JOB => Print every line of the listing below unchanged, from start to end. Omit the picture lines.

[begin ENTRIES SHOWN]

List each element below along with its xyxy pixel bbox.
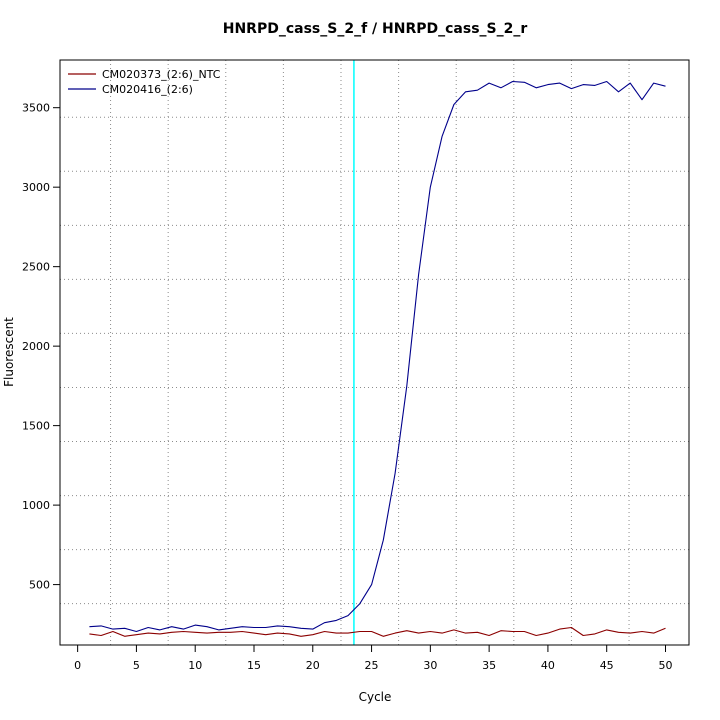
series-line-1 xyxy=(89,80,666,633)
x-axis-label: Cycle xyxy=(359,690,392,704)
x-tick-label-9: 45 xyxy=(600,659,614,672)
x-tick-label-3: 15 xyxy=(247,659,261,672)
y-tick-label-0: 500 xyxy=(29,579,50,592)
legend: CM020373_(2:6)_NTC CM020416_(2:6) xyxy=(68,68,221,96)
y-tick-label-6: 3500 xyxy=(22,102,50,115)
y-tick-label-4: 2500 xyxy=(22,261,50,274)
legend-label-1: CM020416_(2:6) xyxy=(102,83,193,96)
x-tick-label-2: 10 xyxy=(188,659,202,672)
plot-frame xyxy=(59,59,690,646)
legend-label-0: CM020373_(2:6)_NTC xyxy=(102,68,221,81)
y-tick-label-3: 2000 xyxy=(22,340,50,353)
y-axis-label: Fluorescent xyxy=(2,317,16,387)
grid xyxy=(60,60,689,645)
x-tick-label-0: 0 xyxy=(74,659,81,672)
series-lines xyxy=(89,80,666,637)
x-tick-label-8: 40 xyxy=(541,659,555,672)
y-tick-label-1: 1000 xyxy=(22,499,50,512)
x-tick-label-6: 30 xyxy=(423,659,437,672)
chart-title: HNRPD_cass_S_2_f / HNRPD_cass_S_2_r xyxy=(223,21,528,37)
x-tick-label-4: 20 xyxy=(306,659,320,672)
y-tick-label-2: 1500 xyxy=(22,420,50,433)
series-line-0 xyxy=(89,626,666,637)
y-axis: 500 1000 1500 2000 2500 3000 3500 xyxy=(22,102,61,592)
x-axis: 0 5 10 15 20 25 30 35 40 45 50 xyxy=(74,644,672,672)
x-tick-label-10: 50 xyxy=(658,659,672,672)
x-tick-label-1: 5 xyxy=(133,659,140,672)
y-tick-label-5: 3000 xyxy=(22,181,50,194)
x-tick-label-7: 35 xyxy=(482,659,496,672)
x-tick-label-5: 25 xyxy=(365,659,379,672)
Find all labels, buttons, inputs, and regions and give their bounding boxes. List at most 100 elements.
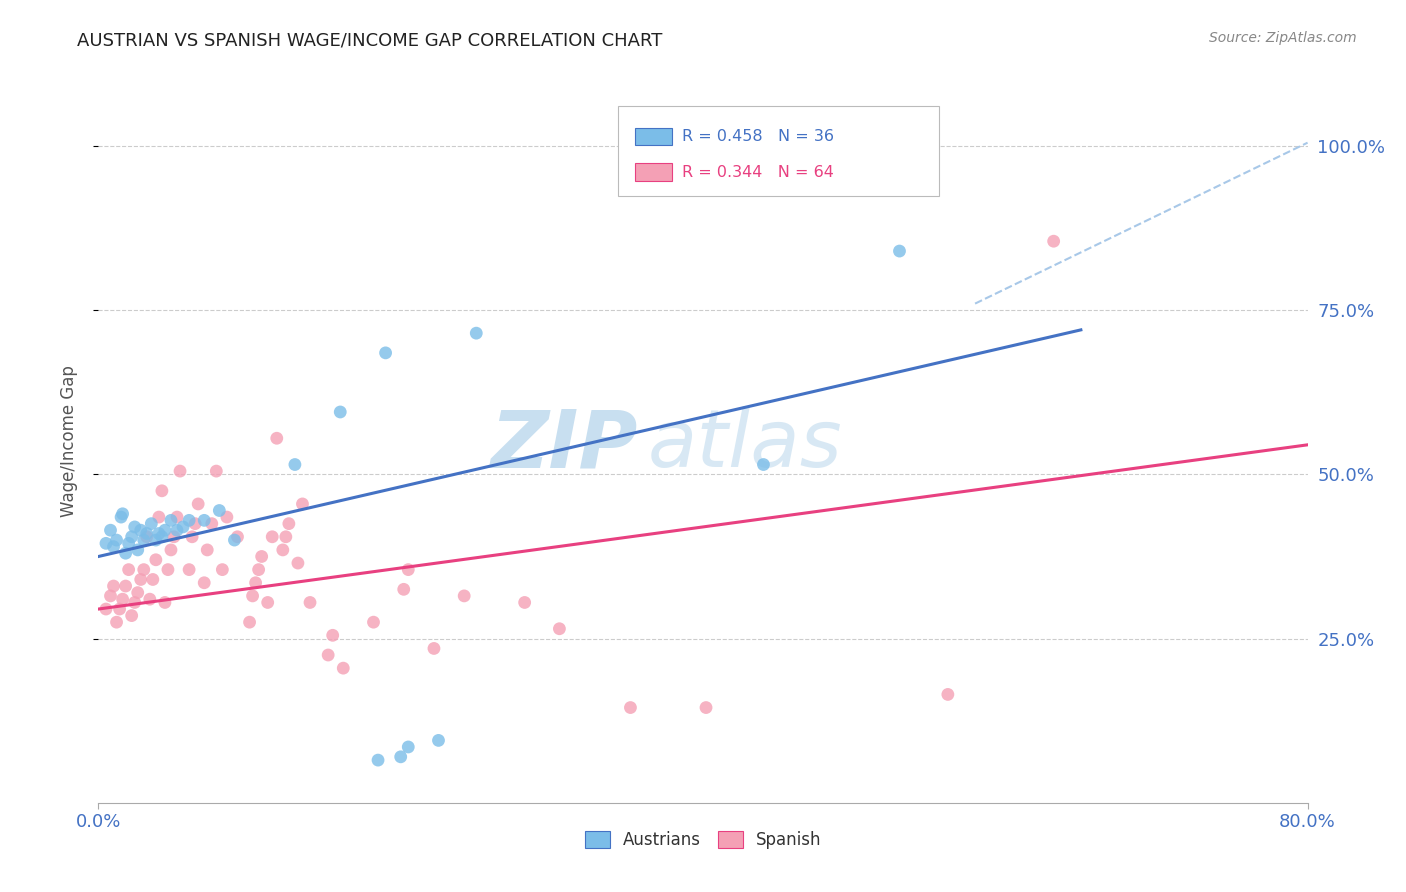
- Point: [132, 533, 155, 547]
- Point: [141, 516, 163, 531]
- Point: [211, 563, 233, 577]
- FancyBboxPatch shape: [636, 128, 672, 145]
- Point: [169, 464, 191, 478]
- Point: [187, 497, 209, 511]
- Point: [193, 575, 215, 590]
- Point: [111, 507, 134, 521]
- Text: atlas: atlas: [648, 406, 842, 484]
- Point: [114, 546, 136, 560]
- Text: AUSTRIAN VS SPANISH WAGE/INCOME GAP CORRELATION CHART: AUSTRIAN VS SPANISH WAGE/INCOME GAP CORR…: [77, 31, 662, 49]
- Point: [239, 615, 262, 630]
- Point: [179, 563, 201, 577]
- Point: [277, 516, 299, 531]
- Point: [427, 733, 450, 747]
- Point: [274, 530, 297, 544]
- Point: [150, 530, 173, 544]
- Point: [163, 530, 186, 544]
- Point: [160, 513, 183, 527]
- Point: [121, 608, 143, 623]
- Point: [129, 573, 152, 587]
- Point: [103, 540, 125, 554]
- Point: [201, 516, 224, 531]
- Y-axis label: Wage/Income Gap: Wage/Income Gap: [59, 366, 77, 517]
- Point: [160, 542, 183, 557]
- Point: [389, 749, 412, 764]
- Point: [179, 513, 201, 527]
- Point: [166, 523, 188, 537]
- Point: [242, 589, 264, 603]
- Point: [465, 326, 488, 341]
- Point: [145, 553, 167, 567]
- Point: [299, 595, 322, 609]
- Point: [100, 589, 122, 603]
- Point: [224, 533, 246, 547]
- Point: [135, 530, 157, 544]
- Point: [329, 405, 352, 419]
- Point: [193, 513, 215, 527]
- Point: [108, 602, 131, 616]
- Point: [132, 563, 155, 577]
- Point: [889, 244, 911, 258]
- Point: [316, 648, 339, 662]
- Point: [392, 582, 415, 597]
- Point: [103, 579, 125, 593]
- Point: [619, 700, 641, 714]
- Point: [195, 542, 218, 557]
- Point: [284, 458, 307, 472]
- Point: [226, 530, 249, 544]
- Point: [208, 503, 231, 517]
- Point: [94, 536, 117, 550]
- Point: [695, 700, 717, 714]
- Point: [148, 510, 170, 524]
- Point: [262, 530, 284, 544]
- Point: [453, 589, 475, 603]
- Point: [266, 431, 288, 445]
- Point: [396, 563, 419, 577]
- FancyBboxPatch shape: [619, 105, 939, 196]
- Point: [291, 497, 314, 511]
- Text: R = 0.344   N = 64: R = 0.344 N = 64: [682, 164, 834, 179]
- Point: [215, 510, 238, 524]
- Point: [135, 526, 157, 541]
- Point: [548, 622, 571, 636]
- Point: [153, 595, 176, 609]
- Point: [396, 739, 419, 754]
- Point: [150, 483, 173, 498]
- Point: [271, 542, 294, 557]
- Point: [118, 536, 141, 550]
- Point: [181, 530, 204, 544]
- Point: [752, 458, 775, 472]
- Point: [148, 526, 170, 541]
- Point: [374, 346, 396, 360]
- Point: [111, 592, 134, 607]
- Point: [129, 523, 152, 537]
- Point: [247, 563, 270, 577]
- Point: [250, 549, 273, 564]
- Point: [423, 641, 446, 656]
- Point: [105, 533, 128, 547]
- Point: [127, 542, 149, 557]
- Point: [256, 595, 278, 609]
- Point: [1042, 234, 1064, 248]
- Text: Source: ZipAtlas.com: Source: ZipAtlas.com: [1209, 31, 1357, 45]
- FancyBboxPatch shape: [636, 163, 672, 181]
- Point: [145, 533, 167, 547]
- Text: ZIP: ZIP: [491, 406, 638, 484]
- Point: [105, 615, 128, 630]
- Point: [332, 661, 354, 675]
- Text: R = 0.458   N = 36: R = 0.458 N = 36: [682, 129, 834, 145]
- Point: [139, 592, 162, 607]
- Legend: Austrians, Spanish: Austrians, Spanish: [578, 824, 828, 856]
- Point: [110, 510, 132, 524]
- Point: [513, 595, 536, 609]
- Point: [936, 687, 959, 701]
- Point: [184, 516, 207, 531]
- Point: [127, 585, 149, 599]
- Point: [142, 573, 165, 587]
- Point: [118, 563, 141, 577]
- Point: [166, 510, 188, 524]
- Point: [205, 464, 228, 478]
- Point: [172, 520, 194, 534]
- Point: [100, 523, 122, 537]
- Point: [367, 753, 389, 767]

[end ENTRIES SHOWN]

SOLUTION FOR THIS PROBLEM =>
List each element below along with its xyxy pixel bbox.
series-line-1 xyxy=(89,80,666,633)
x-axis-label: Cycle xyxy=(359,690,392,704)
x-tick-label-9: 45 xyxy=(600,659,614,672)
x-tick-label-3: 15 xyxy=(247,659,261,672)
y-tick-label-0: 500 xyxy=(29,579,50,592)
legend: CM020373_(2:6)_NTC CM020416_(2:6) xyxy=(68,68,221,96)
y-tick-label-6: 3500 xyxy=(22,102,50,115)
y-tick-label-4: 2500 xyxy=(22,261,50,274)
legend-label-1: CM020416_(2:6) xyxy=(102,83,193,96)
x-tick-label-2: 10 xyxy=(188,659,202,672)
plot-frame xyxy=(59,59,690,646)
legend-label-0: CM020373_(2:6)_NTC xyxy=(102,68,221,81)
y-tick-label-3: 2000 xyxy=(22,340,50,353)
y-axis-label: Fluorescent xyxy=(2,317,16,387)
grid xyxy=(60,60,689,645)
x-tick-label-0: 0 xyxy=(74,659,81,672)
series-lines xyxy=(89,80,666,637)
x-tick-label-8: 40 xyxy=(541,659,555,672)
y-tick-label-1: 1000 xyxy=(22,499,50,512)
x-tick-label-6: 30 xyxy=(423,659,437,672)
chart-title: HNRPD_cass_S_2_f / HNRPD_cass_S_2_r xyxy=(223,21,528,37)
x-tick-label-4: 20 xyxy=(306,659,320,672)
y-tick-label-2: 1500 xyxy=(22,420,50,433)
series-line-0 xyxy=(89,626,666,637)
y-axis: 500 1000 1500 2000 2500 3000 3500 xyxy=(22,102,61,592)
x-axis: 0 5 10 15 20 25 30 35 40 45 50 xyxy=(74,644,672,672)
x-tick-label-10: 50 xyxy=(658,659,672,672)
x-tick-label-1: 5 xyxy=(133,659,140,672)
y-tick-label-5: 3000 xyxy=(22,181,50,194)
x-tick-label-7: 35 xyxy=(482,659,496,672)
x-tick-label-5: 25 xyxy=(365,659,379,672)
Find all labels, buttons, inputs, and regions and give their bounding boxes. List at most 100 elements.
- Point: [132, 533, 155, 547]
- Point: [141, 516, 163, 531]
- Point: [211, 563, 233, 577]
- FancyBboxPatch shape: [636, 128, 672, 145]
- Point: [169, 464, 191, 478]
- Point: [187, 497, 209, 511]
- Point: [193, 575, 215, 590]
- Point: [111, 507, 134, 521]
- Text: atlas: atlas: [648, 406, 842, 484]
- Point: [114, 546, 136, 560]
- Text: AUSTRIAN VS SPANISH WAGE/INCOME GAP CORRELATION CHART: AUSTRIAN VS SPANISH WAGE/INCOME GAP CORR…: [77, 31, 662, 49]
- Point: [239, 615, 262, 630]
- Point: [179, 563, 201, 577]
- Point: [277, 516, 299, 531]
- Point: [427, 733, 450, 747]
- Point: [274, 530, 297, 544]
- Point: [150, 530, 173, 544]
- Point: [163, 530, 186, 544]
- Point: [160, 513, 183, 527]
- Point: [121, 608, 143, 623]
- Point: [129, 573, 152, 587]
- Point: [103, 540, 125, 554]
- Point: [201, 516, 224, 531]
- Y-axis label: Wage/Income Gap: Wage/Income Gap: [59, 366, 77, 517]
- Point: [160, 542, 183, 557]
- Point: [389, 749, 412, 764]
- Point: [179, 513, 201, 527]
- Point: [166, 523, 188, 537]
- Point: [242, 589, 264, 603]
- Point: [465, 326, 488, 341]
- Point: [145, 553, 167, 567]
- Point: [299, 595, 322, 609]
- Point: [100, 589, 122, 603]
- Point: [224, 533, 246, 547]
- Point: [135, 530, 157, 544]
- Point: [329, 405, 352, 419]
- Point: [193, 513, 215, 527]
- Point: [108, 602, 131, 616]
- Point: [132, 563, 155, 577]
- Point: [889, 244, 911, 258]
- Point: [316, 648, 339, 662]
- Point: [392, 582, 415, 597]
- Point: [103, 579, 125, 593]
- Point: [619, 700, 641, 714]
- Point: [195, 542, 218, 557]
- Point: [284, 458, 307, 472]
- Point: [226, 530, 249, 544]
- Point: [208, 503, 231, 517]
- Point: [94, 536, 117, 550]
- Point: [695, 700, 717, 714]
- Point: [148, 510, 170, 524]
- Point: [262, 530, 284, 544]
- Point: [453, 589, 475, 603]
- Point: [266, 431, 288, 445]
- Point: [396, 563, 419, 577]
- FancyBboxPatch shape: [619, 105, 939, 196]
- Point: [291, 497, 314, 511]
- Text: R = 0.344   N = 64: R = 0.344 N = 64: [682, 164, 834, 179]
- Point: [215, 510, 238, 524]
- Point: [135, 526, 157, 541]
- Point: [548, 622, 571, 636]
- Point: [153, 595, 176, 609]
- Point: [396, 739, 419, 754]
- Point: [150, 483, 173, 498]
- Point: [271, 542, 294, 557]
- Point: [118, 536, 141, 550]
- Point: [181, 530, 204, 544]
- Point: [752, 458, 775, 472]
- Point: [148, 526, 170, 541]
- Point: [374, 346, 396, 360]
- Point: [111, 592, 134, 607]
- Point: [129, 523, 152, 537]
- Point: [247, 563, 270, 577]
- Point: [250, 549, 273, 564]
- Point: [423, 641, 446, 656]
- Point: [105, 533, 128, 547]
- Point: [127, 542, 149, 557]
- Point: [256, 595, 278, 609]
- Point: [1042, 234, 1064, 248]
- Text: Source: ZipAtlas.com: Source: ZipAtlas.com: [1209, 31, 1357, 45]
- FancyBboxPatch shape: [636, 163, 672, 181]
- Point: [145, 533, 167, 547]
- Text: ZIP: ZIP: [491, 406, 638, 484]
- Point: [105, 615, 128, 630]
- Point: [332, 661, 354, 675]
- Text: R = 0.458   N = 36: R = 0.458 N = 36: [682, 129, 834, 145]
- Point: [139, 592, 162, 607]
- Legend: Austrians, Spanish: Austrians, Spanish: [578, 824, 828, 856]
- Point: [110, 510, 132, 524]
- Point: [513, 595, 536, 609]
- Point: [936, 687, 959, 701]
- Point: [184, 516, 207, 531]
- Point: [127, 585, 149, 599]
- Point: [142, 573, 165, 587]
- Point: [118, 563, 141, 577]
- Point: [166, 510, 188, 524]
- Point: [205, 464, 228, 478]
- Point: [172, 520, 194, 534]
- Point: [100, 523, 122, 537]
- Point: [367, 753, 389, 767]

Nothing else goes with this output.